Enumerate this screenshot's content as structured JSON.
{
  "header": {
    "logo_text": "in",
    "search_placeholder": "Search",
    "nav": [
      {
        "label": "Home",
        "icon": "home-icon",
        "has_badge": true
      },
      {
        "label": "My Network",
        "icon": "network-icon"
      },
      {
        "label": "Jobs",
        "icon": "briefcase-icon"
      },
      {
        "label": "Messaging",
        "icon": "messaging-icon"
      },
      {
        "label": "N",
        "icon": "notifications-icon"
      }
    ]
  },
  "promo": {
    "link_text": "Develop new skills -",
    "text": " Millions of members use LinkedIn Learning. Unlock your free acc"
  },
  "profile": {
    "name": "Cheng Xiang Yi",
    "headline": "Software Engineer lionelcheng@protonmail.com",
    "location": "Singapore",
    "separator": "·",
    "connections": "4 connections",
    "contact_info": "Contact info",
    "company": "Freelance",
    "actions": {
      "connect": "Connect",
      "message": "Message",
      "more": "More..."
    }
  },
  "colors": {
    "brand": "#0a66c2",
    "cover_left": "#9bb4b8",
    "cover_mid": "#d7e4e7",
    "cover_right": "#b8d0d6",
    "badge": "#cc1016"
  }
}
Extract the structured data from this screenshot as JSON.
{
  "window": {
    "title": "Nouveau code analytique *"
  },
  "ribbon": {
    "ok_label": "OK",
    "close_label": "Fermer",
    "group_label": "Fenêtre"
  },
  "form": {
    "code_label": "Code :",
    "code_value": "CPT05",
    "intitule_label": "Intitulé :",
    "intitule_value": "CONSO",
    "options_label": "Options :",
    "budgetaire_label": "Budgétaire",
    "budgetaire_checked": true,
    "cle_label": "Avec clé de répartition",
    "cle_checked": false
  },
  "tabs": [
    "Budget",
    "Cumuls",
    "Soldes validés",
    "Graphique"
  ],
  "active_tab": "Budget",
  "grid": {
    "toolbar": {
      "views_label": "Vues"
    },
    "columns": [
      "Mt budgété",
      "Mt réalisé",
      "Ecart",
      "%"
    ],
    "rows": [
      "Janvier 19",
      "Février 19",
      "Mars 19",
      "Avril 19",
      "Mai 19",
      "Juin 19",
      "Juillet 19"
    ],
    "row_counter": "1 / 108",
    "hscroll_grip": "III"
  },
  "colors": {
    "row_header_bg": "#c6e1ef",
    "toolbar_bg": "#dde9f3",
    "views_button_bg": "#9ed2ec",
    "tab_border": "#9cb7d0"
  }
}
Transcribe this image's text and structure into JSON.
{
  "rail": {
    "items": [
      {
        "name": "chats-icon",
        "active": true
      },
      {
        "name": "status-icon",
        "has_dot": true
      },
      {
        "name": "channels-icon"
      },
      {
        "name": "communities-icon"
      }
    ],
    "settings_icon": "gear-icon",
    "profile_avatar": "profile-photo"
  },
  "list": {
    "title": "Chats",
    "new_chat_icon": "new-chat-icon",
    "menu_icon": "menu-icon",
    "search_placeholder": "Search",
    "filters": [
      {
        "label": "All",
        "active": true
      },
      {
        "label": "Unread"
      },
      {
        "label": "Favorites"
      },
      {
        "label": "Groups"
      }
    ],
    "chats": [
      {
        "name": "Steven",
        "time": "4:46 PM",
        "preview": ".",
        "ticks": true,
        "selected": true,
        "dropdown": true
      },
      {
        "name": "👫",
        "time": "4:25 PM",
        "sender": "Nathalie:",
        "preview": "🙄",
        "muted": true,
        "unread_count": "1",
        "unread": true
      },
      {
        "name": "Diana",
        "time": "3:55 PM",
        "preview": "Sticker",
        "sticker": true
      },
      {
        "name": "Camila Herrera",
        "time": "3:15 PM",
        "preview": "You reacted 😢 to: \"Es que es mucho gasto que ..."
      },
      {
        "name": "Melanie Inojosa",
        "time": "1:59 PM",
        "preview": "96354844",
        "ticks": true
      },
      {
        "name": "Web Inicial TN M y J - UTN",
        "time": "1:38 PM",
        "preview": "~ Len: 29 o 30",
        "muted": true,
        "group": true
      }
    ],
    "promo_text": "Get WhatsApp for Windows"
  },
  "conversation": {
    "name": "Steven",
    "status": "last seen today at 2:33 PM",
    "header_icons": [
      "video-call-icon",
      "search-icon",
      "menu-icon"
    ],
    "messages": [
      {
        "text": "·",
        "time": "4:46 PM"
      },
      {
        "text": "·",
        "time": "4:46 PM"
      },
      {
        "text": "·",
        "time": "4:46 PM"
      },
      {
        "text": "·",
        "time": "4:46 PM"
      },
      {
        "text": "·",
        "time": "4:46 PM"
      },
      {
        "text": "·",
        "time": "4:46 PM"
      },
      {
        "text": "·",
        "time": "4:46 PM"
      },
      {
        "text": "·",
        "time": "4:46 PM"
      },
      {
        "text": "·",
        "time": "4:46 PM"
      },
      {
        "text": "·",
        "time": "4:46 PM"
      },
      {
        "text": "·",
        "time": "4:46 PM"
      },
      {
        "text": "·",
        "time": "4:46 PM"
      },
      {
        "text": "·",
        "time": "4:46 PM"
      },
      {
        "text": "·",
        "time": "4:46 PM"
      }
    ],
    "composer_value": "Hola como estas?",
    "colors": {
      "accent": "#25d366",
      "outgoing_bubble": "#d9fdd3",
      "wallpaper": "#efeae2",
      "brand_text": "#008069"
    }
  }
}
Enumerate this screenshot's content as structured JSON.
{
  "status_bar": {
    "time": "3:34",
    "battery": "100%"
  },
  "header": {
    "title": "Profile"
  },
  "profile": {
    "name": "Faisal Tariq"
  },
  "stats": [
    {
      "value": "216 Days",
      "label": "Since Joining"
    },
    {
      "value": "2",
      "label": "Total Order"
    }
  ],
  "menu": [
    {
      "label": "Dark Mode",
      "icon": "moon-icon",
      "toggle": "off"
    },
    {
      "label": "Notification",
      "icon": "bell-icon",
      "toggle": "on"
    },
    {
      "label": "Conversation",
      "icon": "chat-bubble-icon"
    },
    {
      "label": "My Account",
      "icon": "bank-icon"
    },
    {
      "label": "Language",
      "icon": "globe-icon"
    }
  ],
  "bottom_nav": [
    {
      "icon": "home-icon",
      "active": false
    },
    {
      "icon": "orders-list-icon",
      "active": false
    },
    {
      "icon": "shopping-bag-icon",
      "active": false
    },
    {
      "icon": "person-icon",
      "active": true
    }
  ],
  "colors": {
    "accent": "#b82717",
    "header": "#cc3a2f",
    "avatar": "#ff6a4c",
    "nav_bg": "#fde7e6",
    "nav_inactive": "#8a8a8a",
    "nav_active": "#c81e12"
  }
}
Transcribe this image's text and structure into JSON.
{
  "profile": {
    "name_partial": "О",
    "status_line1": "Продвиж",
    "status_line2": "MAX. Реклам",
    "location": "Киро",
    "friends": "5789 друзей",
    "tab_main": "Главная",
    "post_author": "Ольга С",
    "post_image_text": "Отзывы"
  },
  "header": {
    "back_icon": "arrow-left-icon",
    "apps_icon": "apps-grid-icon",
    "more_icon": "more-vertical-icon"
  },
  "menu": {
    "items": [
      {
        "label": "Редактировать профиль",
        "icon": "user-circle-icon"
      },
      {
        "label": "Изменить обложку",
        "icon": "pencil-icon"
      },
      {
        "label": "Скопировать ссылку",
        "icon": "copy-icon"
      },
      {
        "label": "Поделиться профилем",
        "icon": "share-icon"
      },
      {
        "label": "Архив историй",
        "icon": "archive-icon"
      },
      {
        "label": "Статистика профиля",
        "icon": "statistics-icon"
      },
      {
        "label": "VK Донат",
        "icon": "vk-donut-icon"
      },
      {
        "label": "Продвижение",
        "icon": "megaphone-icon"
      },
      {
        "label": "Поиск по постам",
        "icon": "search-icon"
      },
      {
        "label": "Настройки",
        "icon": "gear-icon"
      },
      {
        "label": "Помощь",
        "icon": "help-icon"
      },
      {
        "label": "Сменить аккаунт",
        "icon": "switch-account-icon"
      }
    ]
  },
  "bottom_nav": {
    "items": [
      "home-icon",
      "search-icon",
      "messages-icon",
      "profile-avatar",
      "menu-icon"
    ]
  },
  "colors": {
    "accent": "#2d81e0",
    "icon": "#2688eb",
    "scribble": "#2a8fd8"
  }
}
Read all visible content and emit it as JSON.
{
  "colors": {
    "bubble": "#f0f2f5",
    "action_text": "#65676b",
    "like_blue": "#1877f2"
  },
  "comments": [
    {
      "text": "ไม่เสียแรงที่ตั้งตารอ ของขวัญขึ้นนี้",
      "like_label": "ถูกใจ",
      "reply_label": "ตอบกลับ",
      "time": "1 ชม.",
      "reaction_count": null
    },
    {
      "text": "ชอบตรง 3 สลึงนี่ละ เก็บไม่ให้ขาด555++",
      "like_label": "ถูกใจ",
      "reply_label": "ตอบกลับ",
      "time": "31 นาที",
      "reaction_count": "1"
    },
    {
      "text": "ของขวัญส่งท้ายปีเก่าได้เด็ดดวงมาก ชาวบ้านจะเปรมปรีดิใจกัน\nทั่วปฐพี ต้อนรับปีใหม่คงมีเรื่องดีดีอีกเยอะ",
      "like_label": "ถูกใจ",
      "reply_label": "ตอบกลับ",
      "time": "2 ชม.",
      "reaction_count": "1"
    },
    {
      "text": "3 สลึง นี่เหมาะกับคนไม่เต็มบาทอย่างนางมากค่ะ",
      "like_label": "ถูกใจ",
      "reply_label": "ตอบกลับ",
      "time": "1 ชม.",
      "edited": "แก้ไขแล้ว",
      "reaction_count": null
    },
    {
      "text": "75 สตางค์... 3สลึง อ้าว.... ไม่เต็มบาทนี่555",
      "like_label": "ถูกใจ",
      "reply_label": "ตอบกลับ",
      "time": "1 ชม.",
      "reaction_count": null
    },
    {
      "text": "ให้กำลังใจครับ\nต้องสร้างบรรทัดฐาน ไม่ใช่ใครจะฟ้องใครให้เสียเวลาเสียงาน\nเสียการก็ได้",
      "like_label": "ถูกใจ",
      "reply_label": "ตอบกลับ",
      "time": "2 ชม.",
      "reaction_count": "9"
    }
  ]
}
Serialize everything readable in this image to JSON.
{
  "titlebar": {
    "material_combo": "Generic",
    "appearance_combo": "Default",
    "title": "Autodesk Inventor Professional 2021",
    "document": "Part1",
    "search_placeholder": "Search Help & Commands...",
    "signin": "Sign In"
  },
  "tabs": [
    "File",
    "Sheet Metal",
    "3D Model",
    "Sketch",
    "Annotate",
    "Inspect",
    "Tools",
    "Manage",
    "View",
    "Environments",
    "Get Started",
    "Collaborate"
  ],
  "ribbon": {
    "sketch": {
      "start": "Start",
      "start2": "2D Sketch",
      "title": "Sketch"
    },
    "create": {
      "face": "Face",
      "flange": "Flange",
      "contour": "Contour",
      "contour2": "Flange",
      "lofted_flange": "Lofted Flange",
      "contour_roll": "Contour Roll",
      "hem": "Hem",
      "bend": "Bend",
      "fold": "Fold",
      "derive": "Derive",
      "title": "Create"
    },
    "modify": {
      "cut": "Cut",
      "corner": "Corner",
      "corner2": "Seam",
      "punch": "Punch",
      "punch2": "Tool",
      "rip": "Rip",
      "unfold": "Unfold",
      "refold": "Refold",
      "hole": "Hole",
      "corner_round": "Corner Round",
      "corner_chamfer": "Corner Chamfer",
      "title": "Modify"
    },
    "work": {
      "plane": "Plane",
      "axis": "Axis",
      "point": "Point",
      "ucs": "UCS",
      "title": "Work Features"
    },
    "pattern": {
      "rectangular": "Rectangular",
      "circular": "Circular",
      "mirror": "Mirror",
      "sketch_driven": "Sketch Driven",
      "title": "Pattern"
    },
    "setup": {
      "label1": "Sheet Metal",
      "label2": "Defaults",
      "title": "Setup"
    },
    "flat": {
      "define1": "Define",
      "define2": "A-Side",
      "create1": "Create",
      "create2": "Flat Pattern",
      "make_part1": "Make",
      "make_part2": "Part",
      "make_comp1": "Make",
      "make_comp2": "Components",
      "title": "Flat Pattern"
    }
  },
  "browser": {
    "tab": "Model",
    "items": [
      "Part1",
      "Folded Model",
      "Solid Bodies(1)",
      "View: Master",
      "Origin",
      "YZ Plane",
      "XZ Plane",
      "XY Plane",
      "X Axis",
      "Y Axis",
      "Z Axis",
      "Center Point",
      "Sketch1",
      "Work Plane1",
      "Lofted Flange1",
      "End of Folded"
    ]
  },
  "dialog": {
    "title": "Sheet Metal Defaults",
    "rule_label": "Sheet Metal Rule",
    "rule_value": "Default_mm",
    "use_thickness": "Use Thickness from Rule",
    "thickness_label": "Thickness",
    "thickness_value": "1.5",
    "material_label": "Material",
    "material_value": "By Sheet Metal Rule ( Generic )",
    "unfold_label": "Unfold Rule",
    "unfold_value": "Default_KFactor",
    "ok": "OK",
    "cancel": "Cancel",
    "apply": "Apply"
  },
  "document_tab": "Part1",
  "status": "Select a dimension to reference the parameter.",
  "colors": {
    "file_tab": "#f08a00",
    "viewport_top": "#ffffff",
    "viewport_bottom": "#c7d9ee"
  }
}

◆ Requirement
Tally the lines of the records holding the word "more", then give only the resulting number.

◆ Solution below
2